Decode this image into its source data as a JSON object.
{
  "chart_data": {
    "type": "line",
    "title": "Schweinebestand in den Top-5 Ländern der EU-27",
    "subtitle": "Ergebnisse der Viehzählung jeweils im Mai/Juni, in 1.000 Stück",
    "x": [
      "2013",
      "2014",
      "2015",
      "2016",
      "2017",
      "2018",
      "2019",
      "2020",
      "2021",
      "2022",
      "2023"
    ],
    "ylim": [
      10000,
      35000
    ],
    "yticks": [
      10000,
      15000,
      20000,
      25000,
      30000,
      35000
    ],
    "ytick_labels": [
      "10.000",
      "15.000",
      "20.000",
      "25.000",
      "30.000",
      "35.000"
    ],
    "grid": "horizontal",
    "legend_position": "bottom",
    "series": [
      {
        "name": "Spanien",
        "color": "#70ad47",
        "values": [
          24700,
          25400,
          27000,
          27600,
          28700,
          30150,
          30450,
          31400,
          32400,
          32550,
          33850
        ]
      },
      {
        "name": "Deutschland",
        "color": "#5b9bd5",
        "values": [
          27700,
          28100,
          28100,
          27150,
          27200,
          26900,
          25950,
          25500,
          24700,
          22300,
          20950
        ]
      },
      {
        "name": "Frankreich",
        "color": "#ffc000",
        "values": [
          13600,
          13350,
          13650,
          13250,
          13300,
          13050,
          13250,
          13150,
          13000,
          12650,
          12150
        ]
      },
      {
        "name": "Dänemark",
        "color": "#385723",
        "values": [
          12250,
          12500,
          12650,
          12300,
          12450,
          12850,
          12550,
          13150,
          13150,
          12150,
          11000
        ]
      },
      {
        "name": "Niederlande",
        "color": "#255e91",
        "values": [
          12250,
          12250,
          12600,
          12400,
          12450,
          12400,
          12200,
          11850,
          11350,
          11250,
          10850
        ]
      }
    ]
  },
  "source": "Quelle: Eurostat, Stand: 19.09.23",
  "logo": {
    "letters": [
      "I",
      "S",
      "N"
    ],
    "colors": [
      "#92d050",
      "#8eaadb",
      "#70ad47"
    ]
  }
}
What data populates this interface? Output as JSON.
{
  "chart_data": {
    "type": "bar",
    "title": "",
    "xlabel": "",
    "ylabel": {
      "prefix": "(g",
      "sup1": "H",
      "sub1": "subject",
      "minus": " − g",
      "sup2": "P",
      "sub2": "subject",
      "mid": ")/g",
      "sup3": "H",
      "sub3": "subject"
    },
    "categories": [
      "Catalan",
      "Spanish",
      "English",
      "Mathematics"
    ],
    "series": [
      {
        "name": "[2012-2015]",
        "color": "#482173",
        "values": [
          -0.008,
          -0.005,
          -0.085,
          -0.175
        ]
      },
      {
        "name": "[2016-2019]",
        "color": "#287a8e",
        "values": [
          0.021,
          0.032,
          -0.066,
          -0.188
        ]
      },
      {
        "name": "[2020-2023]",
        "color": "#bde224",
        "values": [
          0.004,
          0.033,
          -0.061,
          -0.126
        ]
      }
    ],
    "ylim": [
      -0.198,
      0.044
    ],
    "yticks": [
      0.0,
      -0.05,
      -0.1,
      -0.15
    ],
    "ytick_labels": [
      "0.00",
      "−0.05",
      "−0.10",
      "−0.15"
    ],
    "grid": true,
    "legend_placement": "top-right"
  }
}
- - - -
*THE TASK*
Collect the lines that hold "this".

*TASK OUTPUT*
Decode this image into its source data as a JSON object.
What data populates this interface? Output as JSON.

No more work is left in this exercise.